Exercise goal>
Give nothing except the number of lines containing the word "JSON".

Extracted material>

- - - - - - -

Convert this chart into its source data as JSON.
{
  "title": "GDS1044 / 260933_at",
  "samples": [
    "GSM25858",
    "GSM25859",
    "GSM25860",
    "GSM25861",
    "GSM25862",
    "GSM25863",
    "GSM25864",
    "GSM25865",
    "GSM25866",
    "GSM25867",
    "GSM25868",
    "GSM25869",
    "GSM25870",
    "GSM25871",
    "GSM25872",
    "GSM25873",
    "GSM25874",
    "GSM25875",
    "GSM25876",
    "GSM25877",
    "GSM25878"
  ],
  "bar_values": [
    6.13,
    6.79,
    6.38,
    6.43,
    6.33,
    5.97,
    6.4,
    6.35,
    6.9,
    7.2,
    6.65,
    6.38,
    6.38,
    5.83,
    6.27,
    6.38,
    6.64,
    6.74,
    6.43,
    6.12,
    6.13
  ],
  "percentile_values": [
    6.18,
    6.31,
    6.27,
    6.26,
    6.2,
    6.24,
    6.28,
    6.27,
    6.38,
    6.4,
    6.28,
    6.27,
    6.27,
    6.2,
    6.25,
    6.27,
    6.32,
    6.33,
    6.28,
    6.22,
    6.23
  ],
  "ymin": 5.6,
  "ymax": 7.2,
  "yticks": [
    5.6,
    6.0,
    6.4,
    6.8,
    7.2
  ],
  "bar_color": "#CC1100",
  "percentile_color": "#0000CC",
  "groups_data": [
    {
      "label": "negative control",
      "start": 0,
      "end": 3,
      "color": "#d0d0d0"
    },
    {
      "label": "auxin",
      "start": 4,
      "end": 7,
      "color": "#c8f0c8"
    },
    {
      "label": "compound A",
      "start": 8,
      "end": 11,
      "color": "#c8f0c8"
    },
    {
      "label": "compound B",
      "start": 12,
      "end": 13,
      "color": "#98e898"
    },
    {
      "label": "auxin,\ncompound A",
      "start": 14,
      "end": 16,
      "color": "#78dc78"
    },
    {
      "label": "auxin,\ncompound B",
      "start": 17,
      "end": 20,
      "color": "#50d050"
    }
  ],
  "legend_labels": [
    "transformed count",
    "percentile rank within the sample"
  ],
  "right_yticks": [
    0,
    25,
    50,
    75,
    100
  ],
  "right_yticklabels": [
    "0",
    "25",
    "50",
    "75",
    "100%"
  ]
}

- - - - - - -

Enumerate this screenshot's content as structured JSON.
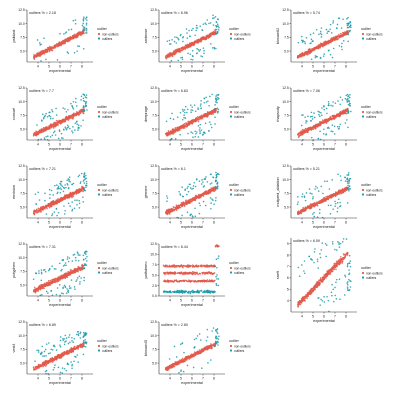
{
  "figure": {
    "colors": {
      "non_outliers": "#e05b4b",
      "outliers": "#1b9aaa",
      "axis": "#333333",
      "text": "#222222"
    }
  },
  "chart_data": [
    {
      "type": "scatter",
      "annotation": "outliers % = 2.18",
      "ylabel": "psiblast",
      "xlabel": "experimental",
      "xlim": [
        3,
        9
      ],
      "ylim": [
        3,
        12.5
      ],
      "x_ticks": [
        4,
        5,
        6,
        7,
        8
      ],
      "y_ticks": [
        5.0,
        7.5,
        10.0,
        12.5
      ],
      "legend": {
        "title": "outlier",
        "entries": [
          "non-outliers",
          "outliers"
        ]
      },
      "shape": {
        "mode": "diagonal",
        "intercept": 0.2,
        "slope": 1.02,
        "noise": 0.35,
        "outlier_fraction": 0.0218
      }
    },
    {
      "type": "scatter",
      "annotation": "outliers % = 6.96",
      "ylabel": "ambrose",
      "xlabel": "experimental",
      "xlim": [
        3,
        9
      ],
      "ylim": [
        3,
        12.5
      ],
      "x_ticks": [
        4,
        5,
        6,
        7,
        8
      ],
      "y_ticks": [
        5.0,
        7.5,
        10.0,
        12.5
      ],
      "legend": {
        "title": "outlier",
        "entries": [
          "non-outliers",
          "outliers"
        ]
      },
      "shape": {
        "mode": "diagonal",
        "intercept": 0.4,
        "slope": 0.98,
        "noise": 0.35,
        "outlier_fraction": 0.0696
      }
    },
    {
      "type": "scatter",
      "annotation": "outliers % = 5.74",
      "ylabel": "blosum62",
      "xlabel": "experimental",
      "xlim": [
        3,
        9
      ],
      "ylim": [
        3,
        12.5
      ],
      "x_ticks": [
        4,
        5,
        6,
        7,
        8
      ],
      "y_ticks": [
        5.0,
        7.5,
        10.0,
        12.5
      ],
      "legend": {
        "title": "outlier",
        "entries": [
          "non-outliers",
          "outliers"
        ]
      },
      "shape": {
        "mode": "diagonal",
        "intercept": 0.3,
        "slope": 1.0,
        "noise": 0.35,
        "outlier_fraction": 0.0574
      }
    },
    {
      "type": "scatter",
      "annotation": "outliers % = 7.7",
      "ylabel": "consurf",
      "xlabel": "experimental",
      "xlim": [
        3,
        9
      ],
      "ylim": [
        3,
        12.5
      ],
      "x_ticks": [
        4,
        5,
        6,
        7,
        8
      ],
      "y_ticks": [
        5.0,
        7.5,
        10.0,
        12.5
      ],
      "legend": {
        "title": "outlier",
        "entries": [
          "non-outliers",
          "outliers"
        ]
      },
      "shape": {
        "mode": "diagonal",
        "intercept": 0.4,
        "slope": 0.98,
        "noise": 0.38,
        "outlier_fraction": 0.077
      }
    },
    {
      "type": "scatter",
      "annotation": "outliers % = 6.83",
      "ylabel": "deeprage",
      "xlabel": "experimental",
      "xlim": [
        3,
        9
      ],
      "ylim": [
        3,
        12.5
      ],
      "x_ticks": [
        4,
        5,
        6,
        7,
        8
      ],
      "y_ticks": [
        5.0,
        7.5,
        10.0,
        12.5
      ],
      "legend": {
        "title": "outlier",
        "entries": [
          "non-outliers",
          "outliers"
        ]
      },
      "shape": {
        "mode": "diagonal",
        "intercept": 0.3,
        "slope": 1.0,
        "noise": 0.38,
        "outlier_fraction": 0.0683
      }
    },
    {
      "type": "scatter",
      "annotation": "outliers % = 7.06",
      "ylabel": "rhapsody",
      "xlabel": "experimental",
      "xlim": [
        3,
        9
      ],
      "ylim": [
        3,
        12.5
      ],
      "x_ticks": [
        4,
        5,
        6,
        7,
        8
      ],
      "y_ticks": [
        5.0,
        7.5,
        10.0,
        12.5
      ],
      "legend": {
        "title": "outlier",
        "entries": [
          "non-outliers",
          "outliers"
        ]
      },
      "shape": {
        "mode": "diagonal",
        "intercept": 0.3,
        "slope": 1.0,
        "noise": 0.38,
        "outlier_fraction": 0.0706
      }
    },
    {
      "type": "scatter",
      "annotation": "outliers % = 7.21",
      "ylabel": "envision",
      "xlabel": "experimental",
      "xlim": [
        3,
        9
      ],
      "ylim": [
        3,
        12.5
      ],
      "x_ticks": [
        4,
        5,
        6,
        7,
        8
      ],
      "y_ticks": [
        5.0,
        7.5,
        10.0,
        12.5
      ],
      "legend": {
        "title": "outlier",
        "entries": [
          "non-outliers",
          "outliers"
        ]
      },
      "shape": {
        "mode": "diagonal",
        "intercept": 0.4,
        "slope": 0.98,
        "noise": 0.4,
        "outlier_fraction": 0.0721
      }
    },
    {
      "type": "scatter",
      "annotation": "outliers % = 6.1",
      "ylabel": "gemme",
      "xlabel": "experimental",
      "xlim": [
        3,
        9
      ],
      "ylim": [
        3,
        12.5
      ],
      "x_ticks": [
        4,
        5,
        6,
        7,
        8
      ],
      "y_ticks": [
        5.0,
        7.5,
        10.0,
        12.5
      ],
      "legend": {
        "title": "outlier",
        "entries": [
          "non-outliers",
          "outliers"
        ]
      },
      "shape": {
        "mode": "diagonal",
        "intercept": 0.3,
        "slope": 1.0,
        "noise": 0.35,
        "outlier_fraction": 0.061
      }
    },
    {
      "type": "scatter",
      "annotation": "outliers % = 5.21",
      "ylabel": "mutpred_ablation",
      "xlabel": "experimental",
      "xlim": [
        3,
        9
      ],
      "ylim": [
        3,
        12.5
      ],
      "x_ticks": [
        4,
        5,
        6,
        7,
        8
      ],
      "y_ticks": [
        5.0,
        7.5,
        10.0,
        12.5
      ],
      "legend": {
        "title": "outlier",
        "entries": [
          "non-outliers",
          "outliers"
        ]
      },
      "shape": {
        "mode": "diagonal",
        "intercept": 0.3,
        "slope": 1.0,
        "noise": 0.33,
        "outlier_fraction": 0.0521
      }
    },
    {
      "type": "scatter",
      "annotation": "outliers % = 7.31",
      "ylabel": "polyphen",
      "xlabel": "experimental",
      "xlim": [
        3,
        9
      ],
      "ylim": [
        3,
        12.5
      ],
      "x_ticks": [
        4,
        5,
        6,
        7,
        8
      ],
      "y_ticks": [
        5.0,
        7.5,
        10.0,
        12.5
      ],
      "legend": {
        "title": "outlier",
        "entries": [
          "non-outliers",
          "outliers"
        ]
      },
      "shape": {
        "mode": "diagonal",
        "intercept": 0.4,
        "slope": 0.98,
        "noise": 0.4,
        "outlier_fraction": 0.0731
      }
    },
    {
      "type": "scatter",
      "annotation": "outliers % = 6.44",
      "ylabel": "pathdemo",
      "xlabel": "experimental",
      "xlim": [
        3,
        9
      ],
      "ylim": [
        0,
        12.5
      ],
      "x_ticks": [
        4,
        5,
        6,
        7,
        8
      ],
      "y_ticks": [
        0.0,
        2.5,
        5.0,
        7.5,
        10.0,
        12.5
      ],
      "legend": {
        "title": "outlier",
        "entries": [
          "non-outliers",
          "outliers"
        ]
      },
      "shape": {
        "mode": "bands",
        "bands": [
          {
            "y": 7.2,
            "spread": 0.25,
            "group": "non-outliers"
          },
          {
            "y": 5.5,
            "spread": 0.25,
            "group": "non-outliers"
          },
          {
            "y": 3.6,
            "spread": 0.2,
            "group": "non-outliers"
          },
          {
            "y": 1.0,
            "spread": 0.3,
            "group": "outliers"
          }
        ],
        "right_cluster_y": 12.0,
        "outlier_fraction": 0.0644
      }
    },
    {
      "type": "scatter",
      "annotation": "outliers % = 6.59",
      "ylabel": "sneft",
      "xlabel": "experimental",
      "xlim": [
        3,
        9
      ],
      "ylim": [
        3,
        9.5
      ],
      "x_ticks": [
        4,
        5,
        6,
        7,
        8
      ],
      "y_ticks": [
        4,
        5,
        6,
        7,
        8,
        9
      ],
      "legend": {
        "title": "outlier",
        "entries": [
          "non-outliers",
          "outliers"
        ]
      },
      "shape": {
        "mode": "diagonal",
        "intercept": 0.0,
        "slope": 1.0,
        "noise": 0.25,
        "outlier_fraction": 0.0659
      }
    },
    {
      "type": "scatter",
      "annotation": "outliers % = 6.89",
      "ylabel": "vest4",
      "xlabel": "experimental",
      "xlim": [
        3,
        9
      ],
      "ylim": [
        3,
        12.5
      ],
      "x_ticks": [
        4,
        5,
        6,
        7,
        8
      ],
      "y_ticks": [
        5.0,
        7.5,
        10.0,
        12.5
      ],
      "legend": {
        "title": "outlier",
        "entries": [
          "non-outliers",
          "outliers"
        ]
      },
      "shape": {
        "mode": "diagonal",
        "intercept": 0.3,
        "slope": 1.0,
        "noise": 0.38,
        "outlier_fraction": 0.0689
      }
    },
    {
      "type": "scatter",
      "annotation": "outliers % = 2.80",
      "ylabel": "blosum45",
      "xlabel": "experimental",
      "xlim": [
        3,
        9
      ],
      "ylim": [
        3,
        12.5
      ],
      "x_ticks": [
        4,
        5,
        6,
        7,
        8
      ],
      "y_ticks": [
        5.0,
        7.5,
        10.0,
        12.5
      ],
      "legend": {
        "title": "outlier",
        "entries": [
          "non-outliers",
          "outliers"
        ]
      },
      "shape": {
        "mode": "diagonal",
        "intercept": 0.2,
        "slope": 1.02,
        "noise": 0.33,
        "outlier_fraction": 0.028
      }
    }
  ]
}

- - - - - - -

The result>
2